* WORK TO BE COMPLETED: Please copy out the material below, from its first line through the line containing "816, 1151, 832]", inclusive.

[Saved entries]
— Start —
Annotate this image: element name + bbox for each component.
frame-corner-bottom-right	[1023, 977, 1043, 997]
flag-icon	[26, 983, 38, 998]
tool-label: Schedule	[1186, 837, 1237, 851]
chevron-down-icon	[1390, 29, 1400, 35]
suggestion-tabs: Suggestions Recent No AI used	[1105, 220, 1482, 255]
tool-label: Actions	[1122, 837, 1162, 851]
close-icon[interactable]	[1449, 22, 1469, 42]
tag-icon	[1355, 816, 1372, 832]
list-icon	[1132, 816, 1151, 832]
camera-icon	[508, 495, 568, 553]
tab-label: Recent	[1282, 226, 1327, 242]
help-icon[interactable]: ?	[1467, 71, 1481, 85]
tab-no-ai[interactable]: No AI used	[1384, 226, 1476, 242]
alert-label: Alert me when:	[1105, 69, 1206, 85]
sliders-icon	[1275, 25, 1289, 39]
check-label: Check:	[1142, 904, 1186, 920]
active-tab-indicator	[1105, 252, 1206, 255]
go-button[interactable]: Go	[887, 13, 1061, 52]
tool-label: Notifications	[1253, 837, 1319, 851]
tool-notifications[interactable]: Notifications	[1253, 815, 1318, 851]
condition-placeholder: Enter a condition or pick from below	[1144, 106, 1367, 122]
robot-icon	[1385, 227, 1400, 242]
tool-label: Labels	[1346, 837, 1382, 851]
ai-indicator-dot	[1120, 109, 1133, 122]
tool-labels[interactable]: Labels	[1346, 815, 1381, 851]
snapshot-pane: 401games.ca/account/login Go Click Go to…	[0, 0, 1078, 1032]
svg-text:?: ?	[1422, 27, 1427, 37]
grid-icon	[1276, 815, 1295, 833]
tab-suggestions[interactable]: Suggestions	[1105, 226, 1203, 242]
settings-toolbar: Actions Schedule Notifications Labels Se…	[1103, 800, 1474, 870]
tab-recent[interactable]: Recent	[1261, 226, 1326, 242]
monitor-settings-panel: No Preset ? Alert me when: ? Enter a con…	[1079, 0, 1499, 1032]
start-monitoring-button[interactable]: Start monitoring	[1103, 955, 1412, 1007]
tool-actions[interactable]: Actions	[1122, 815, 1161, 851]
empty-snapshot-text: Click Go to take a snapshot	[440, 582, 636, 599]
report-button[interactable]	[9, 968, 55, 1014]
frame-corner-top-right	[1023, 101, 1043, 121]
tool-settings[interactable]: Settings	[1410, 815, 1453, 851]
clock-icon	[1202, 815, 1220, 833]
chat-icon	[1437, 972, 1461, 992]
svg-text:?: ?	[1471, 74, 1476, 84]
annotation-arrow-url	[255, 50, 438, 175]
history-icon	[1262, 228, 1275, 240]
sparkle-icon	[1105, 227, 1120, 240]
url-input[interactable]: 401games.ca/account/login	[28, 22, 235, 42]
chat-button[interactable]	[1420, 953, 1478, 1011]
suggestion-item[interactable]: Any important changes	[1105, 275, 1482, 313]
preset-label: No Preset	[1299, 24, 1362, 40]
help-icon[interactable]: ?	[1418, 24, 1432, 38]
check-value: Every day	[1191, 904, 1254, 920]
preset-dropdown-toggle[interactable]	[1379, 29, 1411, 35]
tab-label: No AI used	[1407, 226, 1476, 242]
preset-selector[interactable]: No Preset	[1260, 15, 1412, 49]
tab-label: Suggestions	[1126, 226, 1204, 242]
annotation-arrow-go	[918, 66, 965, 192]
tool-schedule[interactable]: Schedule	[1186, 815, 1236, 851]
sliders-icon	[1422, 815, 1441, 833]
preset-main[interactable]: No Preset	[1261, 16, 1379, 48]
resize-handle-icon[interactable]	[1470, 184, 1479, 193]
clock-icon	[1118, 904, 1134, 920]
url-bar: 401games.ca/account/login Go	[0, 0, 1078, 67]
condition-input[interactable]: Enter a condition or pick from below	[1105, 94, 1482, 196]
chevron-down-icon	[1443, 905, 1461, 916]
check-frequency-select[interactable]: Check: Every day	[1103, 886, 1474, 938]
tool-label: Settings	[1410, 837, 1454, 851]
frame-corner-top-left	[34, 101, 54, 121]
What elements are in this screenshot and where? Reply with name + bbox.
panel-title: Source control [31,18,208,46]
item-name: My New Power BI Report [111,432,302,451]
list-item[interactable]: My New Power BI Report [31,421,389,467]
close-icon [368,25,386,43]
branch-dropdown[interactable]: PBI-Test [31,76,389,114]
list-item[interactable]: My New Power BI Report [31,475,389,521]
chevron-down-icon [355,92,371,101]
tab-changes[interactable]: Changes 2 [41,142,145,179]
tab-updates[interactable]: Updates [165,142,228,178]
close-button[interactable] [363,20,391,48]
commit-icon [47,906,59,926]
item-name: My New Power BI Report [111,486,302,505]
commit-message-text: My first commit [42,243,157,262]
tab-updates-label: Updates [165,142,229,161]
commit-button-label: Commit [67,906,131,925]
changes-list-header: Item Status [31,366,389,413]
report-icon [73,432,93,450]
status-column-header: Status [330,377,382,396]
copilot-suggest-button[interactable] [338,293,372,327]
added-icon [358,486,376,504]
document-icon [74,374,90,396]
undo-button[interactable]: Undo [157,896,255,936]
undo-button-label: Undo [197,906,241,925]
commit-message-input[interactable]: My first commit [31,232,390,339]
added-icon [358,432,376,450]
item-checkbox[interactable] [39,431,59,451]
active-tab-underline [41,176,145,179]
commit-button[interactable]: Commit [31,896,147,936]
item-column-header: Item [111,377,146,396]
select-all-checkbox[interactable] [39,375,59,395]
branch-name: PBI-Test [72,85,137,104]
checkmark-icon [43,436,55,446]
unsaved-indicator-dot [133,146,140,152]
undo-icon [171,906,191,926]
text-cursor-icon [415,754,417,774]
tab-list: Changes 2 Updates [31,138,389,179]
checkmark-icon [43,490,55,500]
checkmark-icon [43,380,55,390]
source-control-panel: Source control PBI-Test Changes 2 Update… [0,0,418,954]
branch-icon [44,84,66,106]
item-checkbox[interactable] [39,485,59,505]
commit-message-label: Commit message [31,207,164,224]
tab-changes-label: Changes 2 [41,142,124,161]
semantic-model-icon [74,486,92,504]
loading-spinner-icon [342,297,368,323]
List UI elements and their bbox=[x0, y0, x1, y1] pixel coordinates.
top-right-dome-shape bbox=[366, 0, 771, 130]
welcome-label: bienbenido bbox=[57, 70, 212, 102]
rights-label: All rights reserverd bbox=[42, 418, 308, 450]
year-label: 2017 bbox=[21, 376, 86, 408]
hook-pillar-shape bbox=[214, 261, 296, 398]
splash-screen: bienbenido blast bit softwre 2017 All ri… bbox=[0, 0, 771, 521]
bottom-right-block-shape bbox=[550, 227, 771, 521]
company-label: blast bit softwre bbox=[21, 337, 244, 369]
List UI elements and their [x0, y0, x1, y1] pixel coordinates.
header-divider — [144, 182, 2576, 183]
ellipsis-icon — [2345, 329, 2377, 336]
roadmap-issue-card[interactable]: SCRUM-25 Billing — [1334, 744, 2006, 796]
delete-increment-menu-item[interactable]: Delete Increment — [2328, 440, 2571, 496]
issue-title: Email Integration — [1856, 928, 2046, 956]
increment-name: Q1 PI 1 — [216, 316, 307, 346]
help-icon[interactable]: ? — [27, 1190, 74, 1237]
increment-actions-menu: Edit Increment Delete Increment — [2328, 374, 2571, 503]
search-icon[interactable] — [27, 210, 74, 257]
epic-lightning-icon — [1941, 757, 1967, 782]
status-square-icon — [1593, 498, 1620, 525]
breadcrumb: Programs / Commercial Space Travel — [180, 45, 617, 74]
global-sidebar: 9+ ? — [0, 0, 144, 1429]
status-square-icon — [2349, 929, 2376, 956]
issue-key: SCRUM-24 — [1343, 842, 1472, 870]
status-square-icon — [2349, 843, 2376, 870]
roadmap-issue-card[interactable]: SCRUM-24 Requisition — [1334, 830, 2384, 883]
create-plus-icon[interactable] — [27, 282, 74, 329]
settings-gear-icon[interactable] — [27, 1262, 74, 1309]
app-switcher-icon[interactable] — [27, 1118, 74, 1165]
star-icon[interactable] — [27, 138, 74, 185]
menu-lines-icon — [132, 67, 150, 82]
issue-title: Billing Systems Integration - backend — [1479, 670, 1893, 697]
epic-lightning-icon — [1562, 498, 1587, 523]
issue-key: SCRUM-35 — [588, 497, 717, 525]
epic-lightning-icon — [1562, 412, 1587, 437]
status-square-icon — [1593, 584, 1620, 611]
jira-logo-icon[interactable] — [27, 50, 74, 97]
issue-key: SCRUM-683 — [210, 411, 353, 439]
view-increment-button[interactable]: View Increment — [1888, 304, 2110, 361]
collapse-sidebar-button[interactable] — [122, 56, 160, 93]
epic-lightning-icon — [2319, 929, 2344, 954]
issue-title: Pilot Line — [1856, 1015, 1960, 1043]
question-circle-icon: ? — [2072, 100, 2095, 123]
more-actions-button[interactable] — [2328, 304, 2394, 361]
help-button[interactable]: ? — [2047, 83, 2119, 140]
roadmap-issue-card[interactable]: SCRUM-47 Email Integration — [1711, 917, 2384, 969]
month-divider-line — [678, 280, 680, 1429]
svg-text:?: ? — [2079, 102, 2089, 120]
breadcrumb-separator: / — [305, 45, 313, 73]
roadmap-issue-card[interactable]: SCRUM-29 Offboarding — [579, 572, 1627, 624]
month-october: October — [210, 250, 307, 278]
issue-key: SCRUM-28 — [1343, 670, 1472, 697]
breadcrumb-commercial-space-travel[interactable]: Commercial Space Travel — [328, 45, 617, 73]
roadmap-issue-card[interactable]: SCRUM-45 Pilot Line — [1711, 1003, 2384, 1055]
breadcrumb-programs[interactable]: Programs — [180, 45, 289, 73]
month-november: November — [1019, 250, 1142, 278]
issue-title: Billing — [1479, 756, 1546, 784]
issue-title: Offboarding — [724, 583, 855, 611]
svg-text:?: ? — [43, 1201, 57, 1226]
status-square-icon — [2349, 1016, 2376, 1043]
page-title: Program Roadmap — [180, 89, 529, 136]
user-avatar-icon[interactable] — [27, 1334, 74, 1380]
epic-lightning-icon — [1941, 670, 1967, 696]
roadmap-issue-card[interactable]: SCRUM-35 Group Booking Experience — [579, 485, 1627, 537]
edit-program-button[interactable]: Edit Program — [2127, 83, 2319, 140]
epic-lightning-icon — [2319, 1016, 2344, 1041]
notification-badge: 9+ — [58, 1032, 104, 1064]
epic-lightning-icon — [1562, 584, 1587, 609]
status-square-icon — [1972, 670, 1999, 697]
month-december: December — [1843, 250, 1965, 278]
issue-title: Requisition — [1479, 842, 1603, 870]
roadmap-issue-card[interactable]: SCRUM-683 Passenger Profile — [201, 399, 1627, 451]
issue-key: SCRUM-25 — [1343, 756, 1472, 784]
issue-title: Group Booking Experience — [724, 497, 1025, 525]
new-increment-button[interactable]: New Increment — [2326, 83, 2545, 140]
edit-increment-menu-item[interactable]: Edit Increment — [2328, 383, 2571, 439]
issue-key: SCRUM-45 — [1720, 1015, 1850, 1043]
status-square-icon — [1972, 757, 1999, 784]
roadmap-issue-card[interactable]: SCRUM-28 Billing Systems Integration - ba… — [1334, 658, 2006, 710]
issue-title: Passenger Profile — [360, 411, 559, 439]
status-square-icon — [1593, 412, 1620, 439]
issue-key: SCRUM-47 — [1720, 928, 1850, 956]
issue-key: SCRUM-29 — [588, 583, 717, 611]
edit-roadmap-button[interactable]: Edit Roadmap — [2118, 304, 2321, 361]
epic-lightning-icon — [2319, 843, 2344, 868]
— End —
* RESULT OF THIS EXERCISE:
Annotate this image: element name + bbox for each component.
frame-corner-bottom-right	[1023, 977, 1043, 997]
flag-icon	[26, 983, 38, 998]
tool-label: Schedule	[1186, 837, 1237, 851]
chevron-down-icon	[1390, 29, 1400, 35]
suggestion-tabs: Suggestions Recent No AI used	[1105, 220, 1482, 255]
tool-label: Actions	[1122, 837, 1162, 851]
close-icon[interactable]	[1449, 22, 1469, 42]
tag-icon	[1355, 816, 1372, 832]
list-icon	[1132, 816, 1151, 832]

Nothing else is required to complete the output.